__Task statement__
Each record that follows should be repeated exactly, minus any images.

__Stored records__
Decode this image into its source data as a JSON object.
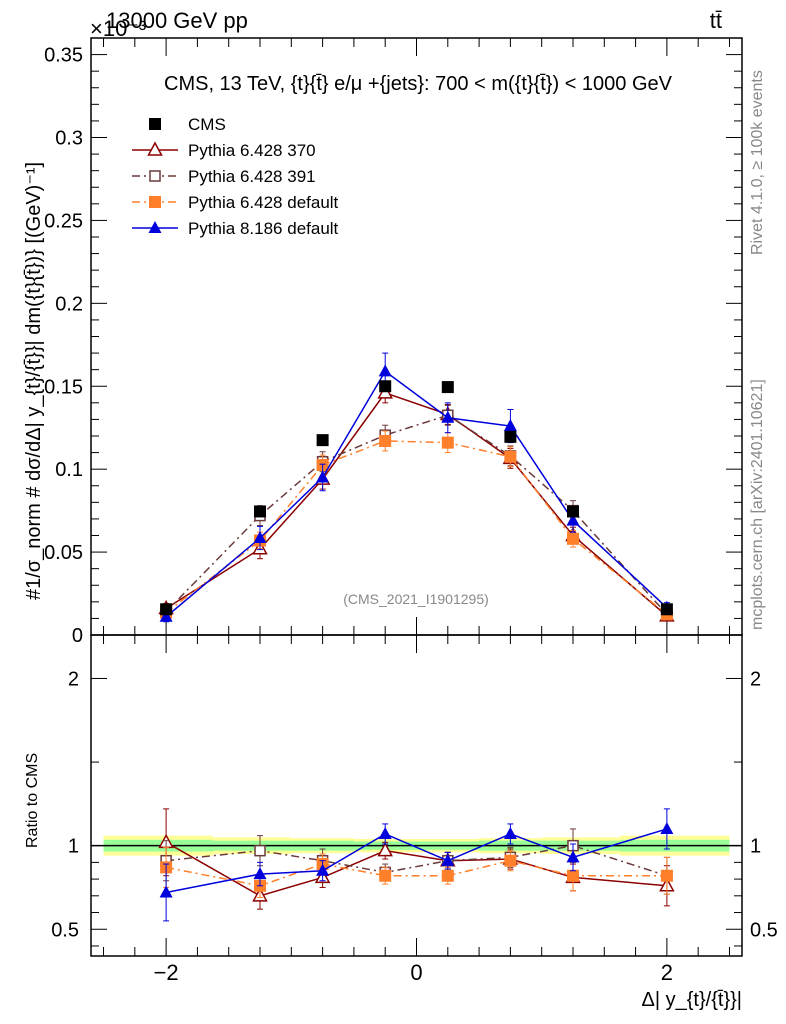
{
  "header": {
    "left": "13000 GeV pp",
    "right": "tt̄",
    "exponent": "×10⁻³"
  },
  "side": {
    "rivet": "Rivet 4.1.0, ≥ 100k events",
    "mcplots": "mcplots.cern.ch [arXiv:2401.10621]"
  },
  "labels": {
    "ratio_ylabel": "Ratio to CMS",
    "watermark": "(CMS_2021_I1901295)"
  },
  "chart_data": [
    {
      "type": "line",
      "title": "CMS, 13 TeV, {t}{t̄} e/μ +{jets}: 700 < m({t}{t̄}) < 1000 GeV",
      "xlabel": "Δ| y_{t}/{t̄}}|",
      "ylabel": "#1/σ_norm # dσ/dΔ| y_{t}/{t̄}}| dm({t}{t̄})} [(GeV)⁻¹]",
      "y_scale_note": "values ×10⁻³",
      "xlim": [
        -2.6,
        2.6
      ],
      "ylim": [
        0,
        0.36
      ],
      "yticks": [
        0,
        0.05,
        0.1,
        0.15,
        0.2,
        0.25,
        0.3,
        0.35
      ],
      "ytick_labels": [
        "0",
        "0.05",
        "0.1",
        "0.15",
        "0.2",
        "0.25",
        "0.3",
        "0.35"
      ],
      "xticks": [
        -2,
        0,
        2
      ],
      "xtick_labels": [
        "−2",
        "0",
        "2"
      ],
      "x": [
        -2,
        -1.25,
        -0.75,
        -0.25,
        0.25,
        0.75,
        1.25,
        2
      ],
      "legend_position": "top-left",
      "series": [
        {
          "name": "CMS",
          "color": "#000000",
          "marker": "square",
          "line": "none",
          "values": [
            0.0155,
            0.0745,
            0.1175,
            0.15,
            0.1495,
            0.1195,
            0.0745,
            0.0155
          ]
        },
        {
          "name": "Pythia 6.428 370",
          "color": "#8b0000",
          "marker": "triangle-open",
          "line": "solid",
          "values": [
            0.016,
            0.052,
            0.094,
            0.146,
            0.133,
            0.1065,
            0.06,
            0.0115
          ],
          "errors": [
            0.003,
            0.006,
            0.006,
            0.006,
            0.006,
            0.006,
            0.005,
            0.002
          ]
        },
        {
          "name": "Pythia 6.428 391",
          "color": "#6b3a3a",
          "marker": "square-open",
          "line": "dashdot",
          "values": [
            0.014,
            0.072,
            0.1045,
            0.1205,
            0.1325,
            0.108,
            0.075,
            0.0125
          ],
          "errors": [
            0.002,
            0.006,
            0.006,
            0.006,
            0.006,
            0.006,
            0.006,
            0.002
          ]
        },
        {
          "name": "Pythia 6.428 default",
          "color": "#ff7f2a",
          "marker": "square",
          "line": "dashdot",
          "values": [
            0.0135,
            0.057,
            0.1025,
            0.117,
            0.116,
            0.1075,
            0.058,
            0.0125
          ],
          "errors": [
            0.002,
            0.005,
            0.006,
            0.006,
            0.006,
            0.006,
            0.005,
            0.002
          ]
        },
        {
          "name": "Pythia 8.186 default",
          "color": "#0000dd",
          "marker": "triangle",
          "line": "solid",
          "values": [
            0.011,
            0.0585,
            0.095,
            0.159,
            0.131,
            0.126,
            0.069,
            0.0165
          ],
          "errors": [
            0.003,
            0.007,
            0.008,
            0.011,
            0.009,
            0.01,
            0.007,
            0.003
          ]
        }
      ]
    },
    {
      "type": "line",
      "title": "",
      "xlabel": "Δ| y_{t}/{t̄}}|",
      "ylabel": "Ratio to CMS",
      "xlim": [
        -2.6,
        2.6
      ],
      "ylim": [
        0.34,
        2.26
      ],
      "yticks": [
        0.5,
        1,
        2
      ],
      "ytick_labels": [
        "0.5",
        "1",
        "2"
      ],
      "x": [
        -2,
        -1.25,
        -0.75,
        -0.25,
        0.25,
        0.75,
        1.25,
        2
      ],
      "reference_line": 1,
      "bands": [
        {
          "name": "CMS total uncertainty",
          "color": "#ffff99",
          "half_width": [
            0.06,
            0.05,
            0.045,
            0.04,
            0.04,
            0.045,
            0.05,
            0.06
          ]
        },
        {
          "name": "CMS statistical uncertainty",
          "color": "#99ff99",
          "half_width": [
            0.035,
            0.03,
            0.03,
            0.025,
            0.025,
            0.03,
            0.03,
            0.035
          ]
        }
      ],
      "series": [
        {
          "name": "Pythia 6.428 370",
          "color": "#8b0000",
          "marker": "triangle-open",
          "line": "solid",
          "values": [
            1.02,
            0.7,
            0.81,
            0.97,
            0.91,
            0.92,
            0.81,
            0.76
          ],
          "errors": [
            0.2,
            0.08,
            0.06,
            0.05,
            0.05,
            0.06,
            0.08,
            0.12
          ]
        },
        {
          "name": "Pythia 6.428 391",
          "color": "#6b3a3a",
          "marker": "square-open",
          "line": "dashdot",
          "values": [
            0.91,
            0.97,
            0.91,
            0.84,
            0.91,
            0.93,
            1.0,
            0.82
          ],
          "errors": [
            0.12,
            0.09,
            0.07,
            0.05,
            0.05,
            0.06,
            0.1,
            0.11
          ]
        },
        {
          "name": "Pythia 6.428 default",
          "color": "#ff7f2a",
          "marker": "square",
          "line": "dashdot",
          "values": [
            0.87,
            0.76,
            0.89,
            0.82,
            0.82,
            0.91,
            0.82,
            0.82
          ],
          "errors": [
            0.12,
            0.07,
            0.06,
            0.05,
            0.05,
            0.06,
            0.09,
            0.11
          ]
        },
        {
          "name": "Pythia 8.186 default",
          "color": "#0000dd",
          "marker": "triangle",
          "line": "solid",
          "values": [
            0.72,
            0.83,
            0.85,
            1.07,
            0.91,
            1.07,
            0.93,
            1.1
          ],
          "errors": [
            0.17,
            0.07,
            0.06,
            0.06,
            0.05,
            0.06,
            0.08,
            0.12
          ]
        }
      ]
    }
  ]
}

__Result of this exercise__
Decode this image into its source data as a JSON object.
{
  "header": {
    "left": "13000 GeV pp",
    "right": "tt̄",
    "exponent": "×10⁻³"
  },
  "side": {
    "rivet": "Rivet 4.1.0, ≥ 100k events",
    "mcplots": "mcplots.cern.ch [arXiv:2401.10621]"
  },
  "labels": {
    "ratio_ylabel": "Ratio to CMS",
    "watermark": "(CMS_2021_I1901295)"
  },
  "chart_data": [
    {
      "type": "line",
      "title": "CMS, 13 TeV, {t}{t̄} e/μ +{jets}: 700 < m({t}{t̄}) < 1000 GeV",
      "xlabel": "Δ| y_{t}/{t̄}}|",
      "ylabel": "#1/σ_norm # dσ/dΔ| y_{t}/{t̄}}| dm({t}{t̄})} [(GeV)⁻¹]",
      "y_scale_note": "values ×10⁻³",
      "xlim": [
        -2.6,
        2.6
      ],
      "ylim": [
        0,
        0.36
      ],
      "yticks": [
        0,
        0.05,
        0.1,
        0.15,
        0.2,
        0.25,
        0.3,
        0.35
      ],
      "ytick_labels": [
        "0",
        "0.05",
        "0.1",
        "0.15",
        "0.2",
        "0.25",
        "0.3",
        "0.35"
      ],
      "xticks": [
        -2,
        0,
        2
      ],
      "xtick_labels": [
        "−2",
        "0",
        "2"
      ],
      "x": [
        -2,
        -1.25,
        -0.75,
        -0.25,
        0.25,
        0.75,
        1.25,
        2
      ],
      "legend_position": "top-left",
      "series": [
        {
          "name": "CMS",
          "color": "#000000",
          "marker": "square",
          "line": "none",
          "values": [
            0.0155,
            0.0745,
            0.1175,
            0.15,
            0.1495,
            0.1195,
            0.0745,
            0.0155
          ]
        },
        {
          "name": "Pythia 6.428 370",
          "color": "#8b0000",
          "marker": "triangle-open",
          "line": "solid",
          "values": [
            0.016,
            0.052,
            0.094,
            0.146,
            0.133,
            0.1065,
            0.06,
            0.0115
          ],
          "errors": [
            0.003,
            0.006,
            0.006,
            0.006,
            0.006,
            0.006,
            0.005,
            0.002
          ]
        },
        {
          "name": "Pythia 6.428 391",
          "color": "#6b3a3a",
          "marker": "square-open",
          "line": "dashdot",
          "values": [
            0.014,
            0.072,
            0.1045,
            0.1205,
            0.1325,
            0.108,
            0.075,
            0.0125
          ],
          "errors": [
            0.002,
            0.006,
            0.006,
            0.006,
            0.006,
            0.006,
            0.006,
            0.002
          ]
        },
        {
          "name": "Pythia 6.428 default",
          "color": "#ff7f2a",
          "marker": "square",
          "line": "dashdot",
          "values": [
            0.0135,
            0.057,
            0.1025,
            0.117,
            0.116,
            0.1075,
            0.058,
            0.0125
          ],
          "errors": [
            0.002,
            0.005,
            0.006,
            0.006,
            0.006,
            0.006,
            0.005,
            0.002
          ]
        },
        {
          "name": "Pythia 8.186 default",
          "color": "#0000dd",
          "marker": "triangle",
          "line": "solid",
          "values": [
            0.011,
            0.0585,
            0.095,
            0.159,
            0.131,
            0.126,
            0.069,
            0.0165
          ],
          "errors": [
            0.003,
            0.007,
            0.008,
            0.011,
            0.009,
            0.01,
            0.007,
            0.003
          ]
        }
      ]
    },
    {
      "type": "line",
      "title": "",
      "xlabel": "Δ| y_{t}/{t̄}}|",
      "ylabel": "Ratio to CMS",
      "xlim": [
        -2.6,
        2.6
      ],
      "ylim": [
        0.34,
        2.26
      ],
      "yticks": [
        0.5,
        1,
        2
      ],
      "ytick_labels": [
        "0.5",
        "1",
        "2"
      ],
      "x": [
        -2,
        -1.25,
        -0.75,
        -0.25,
        0.25,
        0.75,
        1.25,
        2
      ],
      "reference_line": 1,
      "bands": [
        {
          "name": "CMS total uncertainty",
          "color": "#ffff99",
          "half_width": [
            0.06,
            0.05,
            0.045,
            0.04,
            0.04,
            0.045,
            0.05,
            0.06
          ]
        },
        {
          "name": "CMS statistical uncertainty",
          "color": "#99ff99",
          "half_width": [
            0.035,
            0.03,
            0.03,
            0.025,
            0.025,
            0.03,
            0.03,
            0.035
          ]
        }
      ],
      "series": [
        {
          "name": "Pythia 6.428 370",
          "color": "#8b0000",
          "marker": "triangle-open",
          "line": "solid",
          "values": [
            1.02,
            0.7,
            0.81,
            0.97,
            0.91,
            0.92,
            0.81,
            0.76
          ],
          "errors": [
            0.2,
            0.08,
            0.06,
            0.05,
            0.05,
            0.06,
            0.08,
            0.12
          ]
        },
        {
          "name": "Pythia 6.428 391",
          "color": "#6b3a3a",
          "marker": "square-open",
          "line": "dashdot",
          "values": [
            0.91,
            0.97,
            0.91,
            0.84,
            0.91,
            0.93,
            1.0,
            0.82
          ],
          "errors": [
            0.12,
            0.09,
            0.07,
            0.05,
            0.05,
            0.06,
            0.1,
            0.11
          ]
        },
        {
          "name": "Pythia 6.428 default",
          "color": "#ff7f2a",
          "marker": "square",
          "line": "dashdot",
          "values": [
            0.87,
            0.76,
            0.89,
            0.82,
            0.82,
            0.91,
            0.82,
            0.82
          ],
          "errors": [
            0.12,
            0.07,
            0.06,
            0.05,
            0.05,
            0.06,
            0.09,
            0.11
          ]
        },
        {
          "name": "Pythia 8.186 default",
          "color": "#0000dd",
          "marker": "triangle",
          "line": "solid",
          "values": [
            0.72,
            0.83,
            0.85,
            1.07,
            0.91,
            1.07,
            0.93,
            1.1
          ],
          "errors": [
            0.17,
            0.07,
            0.06,
            0.06,
            0.05,
            0.06,
            0.08,
            0.12
          ]
        }
      ]
    }
  ]
}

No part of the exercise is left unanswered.